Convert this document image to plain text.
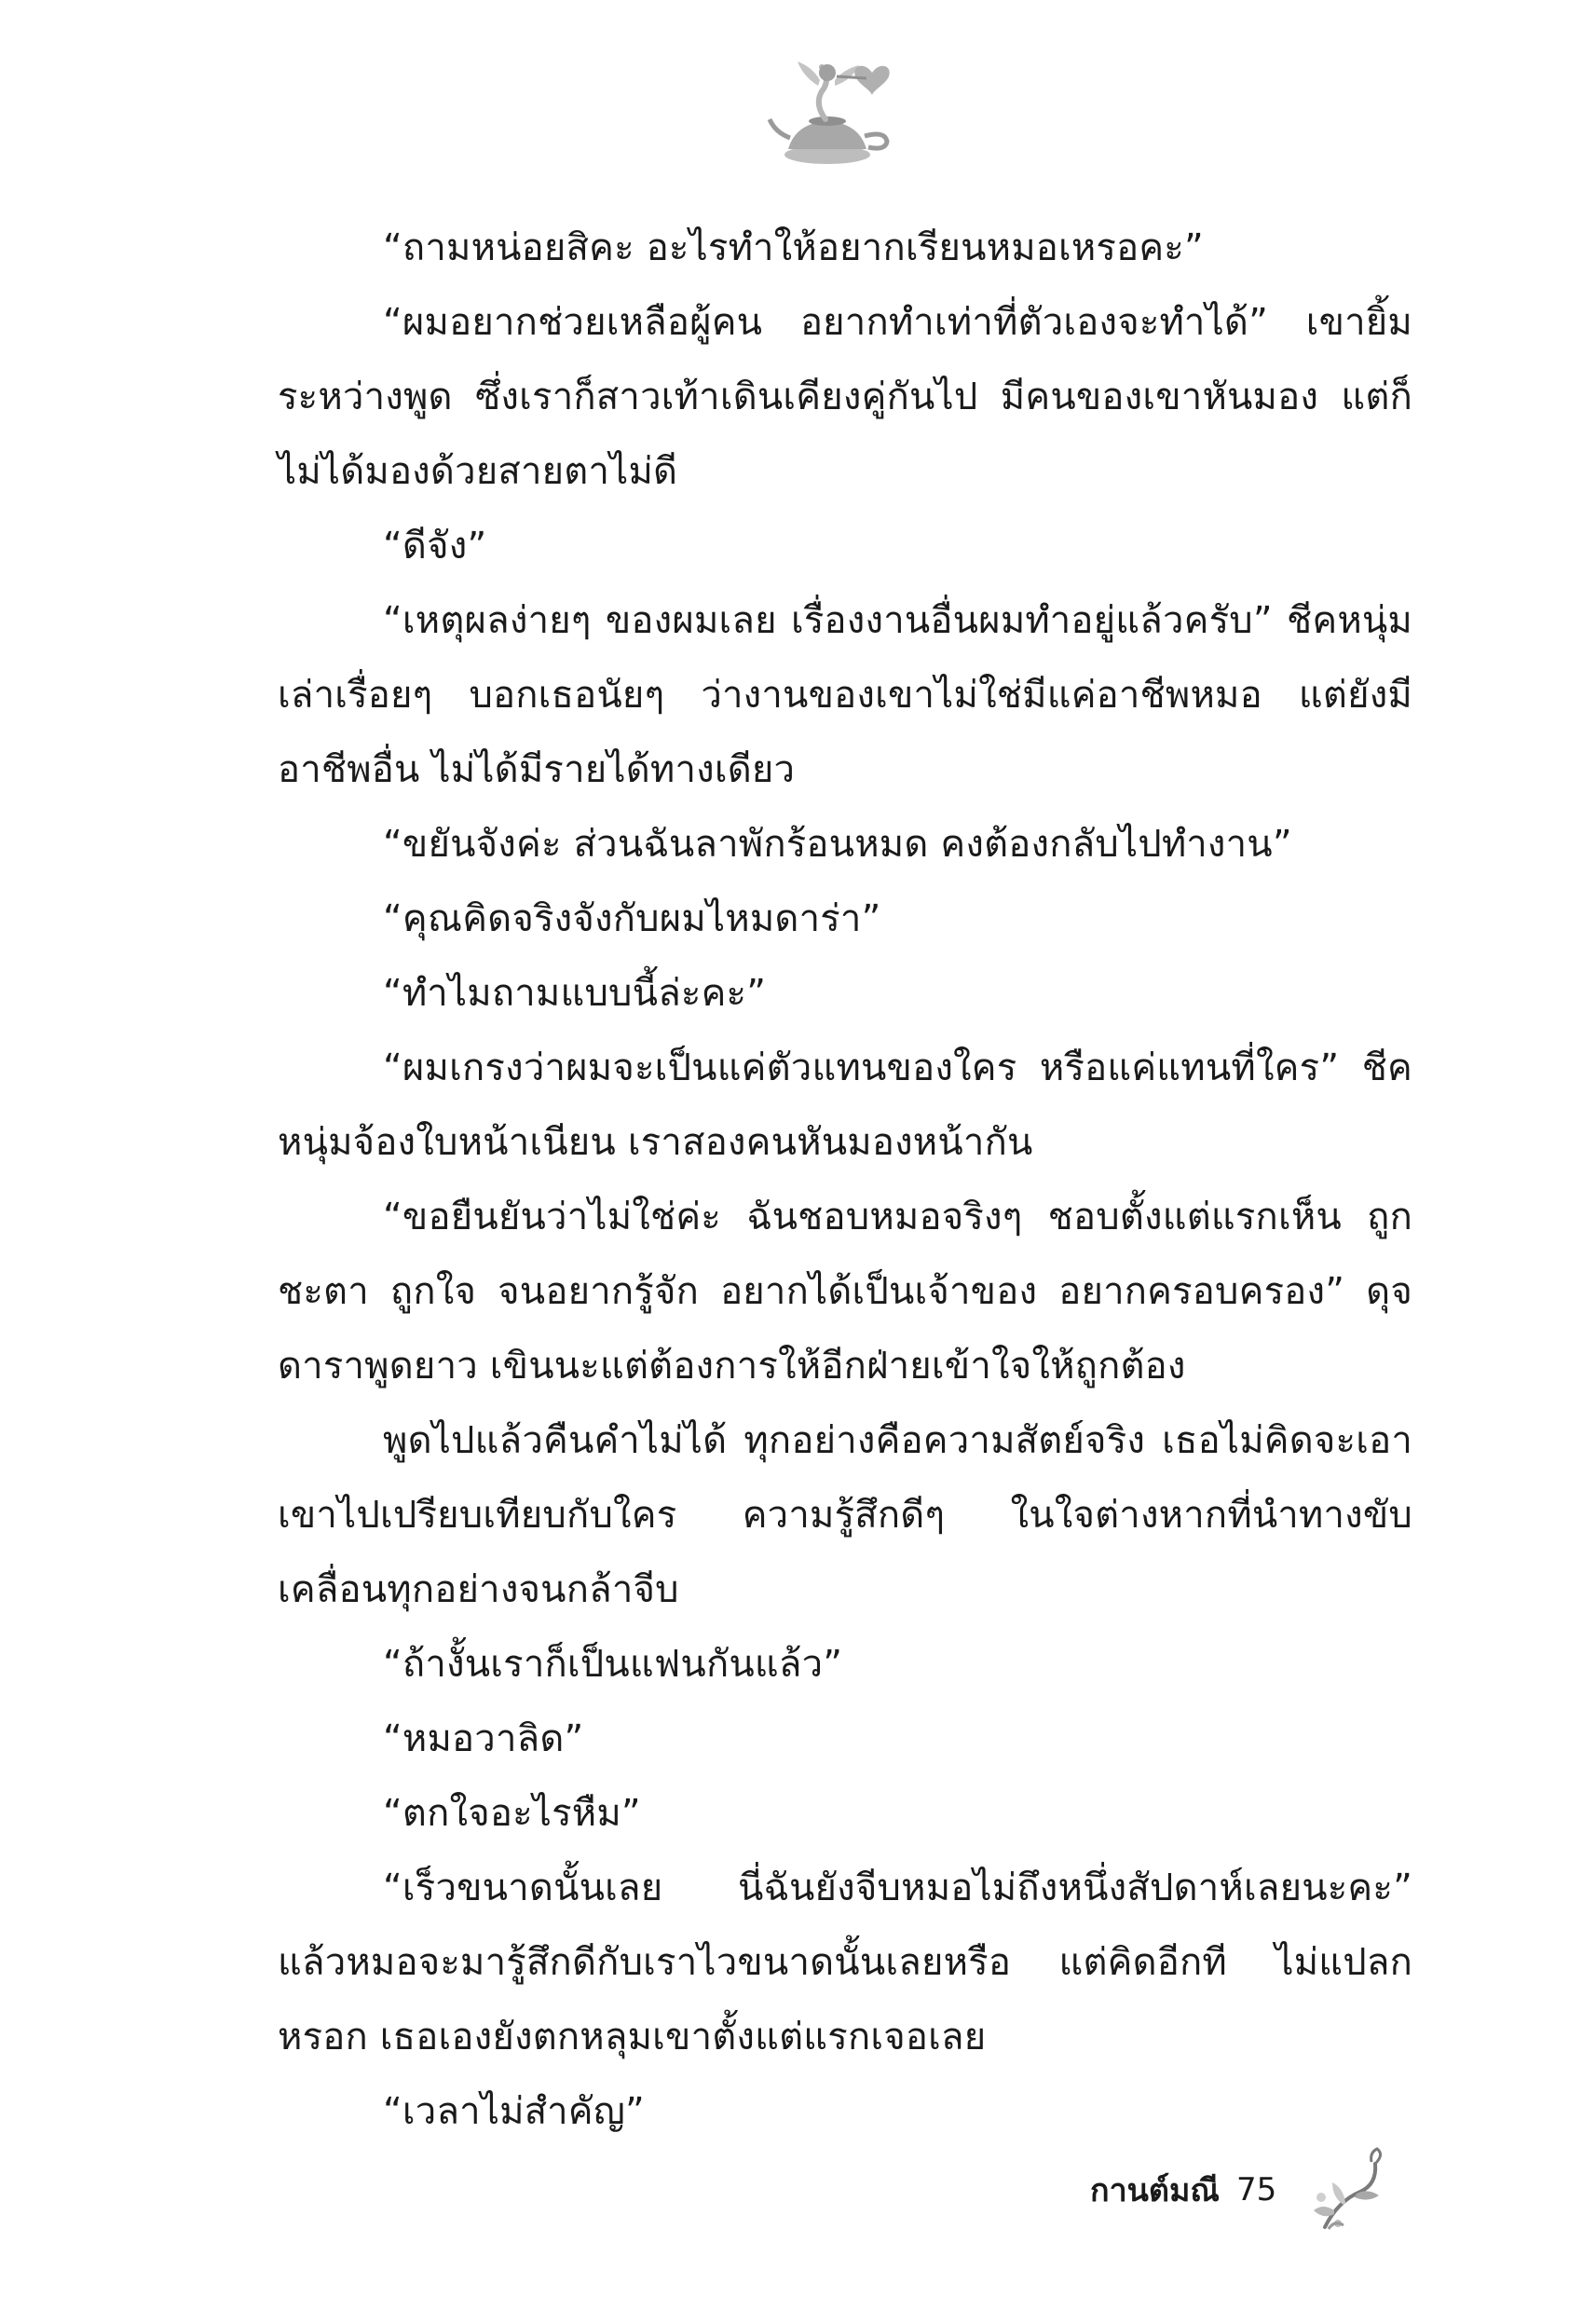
“ถามหน่อยสิคะ อะไรทำให้อยากเรียนหมอเหรอคะ”

“ผมอยากช่วยเหลือผู้คน อยากทำเท่าที่ตัวเองจะทำได้” เขายิ้มระหว่างพูด ซึ่งเราก็สาวเท้าเดินเคียงคู่กันไป มีคนของเขาหันมอง แต่ก็ไม่ได้มองด้วยสายตาไม่ดี

“ดีจัง”

“เหตุผลง่ายๆ ของผมเลย เรื่องงานอื่นผมทำอยู่แล้วครับ” ชีคหนุ่มเล่าเรื่อยๆ บอกเธอนัยๆ ว่างานของเขาไม่ใช่มีแค่อาชีพหมอ แต่ยังมีอาชีพอื่น ไม่ได้มีรายได้ทางเดียว

“ขยันจังค่ะ ส่วนฉันลาพักร้อนหมด คงต้องกลับไปทำงาน”

“คุณคิดจริงจังกับผมไหมดาร่า”

“ทำไมถามแบบนี้ล่ะคะ”

“ผมเกรงว่าผมจะเป็นแค่ตัวแทนของใคร หรือแค่แทนที่ใคร” ชีคหนุ่มจ้องใบหน้าเนียน เราสองคนหันมองหน้ากัน

“ขอยืนยันว่าไม่ใช่ค่ะ ฉันชอบหมอจริงๆ ชอบตั้งแต่แรกเห็น ถูกชะตา ถูกใจ จนอยากรู้จัก อยากได้เป็นเจ้าของ อยากครอบครอง” ดุจดาราพูดยาว เขินนะแต่ต้องการให้อีกฝ่ายเข้าใจให้ถูกต้อง

พูดไปแล้วคืนคำไม่ได้ ทุกอย่างคือความสัตย์จริง เธอไม่คิดจะเอาเขาไปเปรียบเทียบกับใคร ความรู้สึกดีๆ ในใจต่างหากที่นำทางขับเคลื่อนทุกอย่างจนกล้าจีบ

“ถ้างั้นเราก็เป็นแฟนกันแล้ว”

“หมอวาลิด”

“ตกใจอะไรหืม”

“เร็วขนาดนั้นเลย นี่ฉันยังจีบหมอไม่ถึงหนึ่งสัปดาห์เลยนะคะ” แล้วหมอจะมารู้สึกดีกับเราไวขนาดนั้นเลยหรือ แต่คิดอีกที ไม่แปลกหรอก เธอเองยังตกหลุมเขาตั้งแต่แรกเจอเลย

“เวลาไม่สำคัญ”

กานต์มณี 75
◇ ◇ ◇ ◇ ◇ ◇ ◇
#### AIM
Set down the lines of the records above exactly, apart from the pictures.

#### TASK OUTPUT
Convert this document image to plain text.
“ถามหน่อยสิคะ อะไรทำให้อยากเรียนหมอเหรอคะ”

“ผมอยากช่วยเหลือผู้คน อยากทำเท่าที่ตัวเองจะทำได้” เขายิ้มระหว่างพูด ซึ่งเราก็สาวเท้าเดินเคียงคู่กันไป มีคนของเขาหันมอง แต่ก็ไม่ได้มองด้วยสายตาไม่ดี

“ดีจัง”

“เหตุผลง่ายๆ ของผมเลย เรื่องงานอื่นผมทำอยู่แล้วครับ” ชีคหนุ่มเล่าเรื่อยๆ บอกเธอนัยๆ ว่างานของเขาไม่ใช่มีแค่อาชีพหมอ แต่ยังมีอาชีพอื่น ไม่ได้มีรายได้ทางเดียว

“ขยันจังค่ะ ส่วนฉันลาพักร้อนหมด คงต้องกลับไปทำงาน”

“คุณคิดจริงจังกับผมไหมดาร่า”

“ทำไมถามแบบนี้ล่ะคะ”

“ผมเกรงว่าผมจะเป็นแค่ตัวแทนของใคร หรือแค่แทนที่ใคร” ชีคหนุ่มจ้องใบหน้าเนียน เราสองคนหันมองหน้ากัน

“ขอยืนยันว่าไม่ใช่ค่ะ ฉันชอบหมอจริงๆ ชอบตั้งแต่แรกเห็น ถูกชะตา ถูกใจ จนอยากรู้จัก อยากได้เป็นเจ้าของ อยากครอบครอง” ดุจดาราพูดยาว เขินนะแต่ต้องการให้อีกฝ่ายเข้าใจให้ถูกต้อง

พูดไปแล้วคืนคำไม่ได้ ทุกอย่างคือความสัตย์จริง เธอไม่คิดจะเอาเขาไปเปรียบเทียบกับใคร ความรู้สึกดีๆ ในใจต่างหากที่นำทางขับเคลื่อนทุกอย่างจนกล้าจีบ

“ถ้างั้นเราก็เป็นแฟนกันแล้ว”

“หมอวาลิด”

“ตกใจอะไรหืม”

“เร็วขนาดนั้นเลย นี่ฉันยังจีบหมอไม่ถึงหนึ่งสัปดาห์เลยนะคะ” แล้วหมอจะมารู้สึกดีกับเราไวขนาดนั้นเลยหรือ แต่คิดอีกที ไม่แปลกหรอก เธอเองยังตกหลุมเขาตั้งแต่แรกเจอเลย

“เวลาไม่สำคัญ”

กานต์มณี 75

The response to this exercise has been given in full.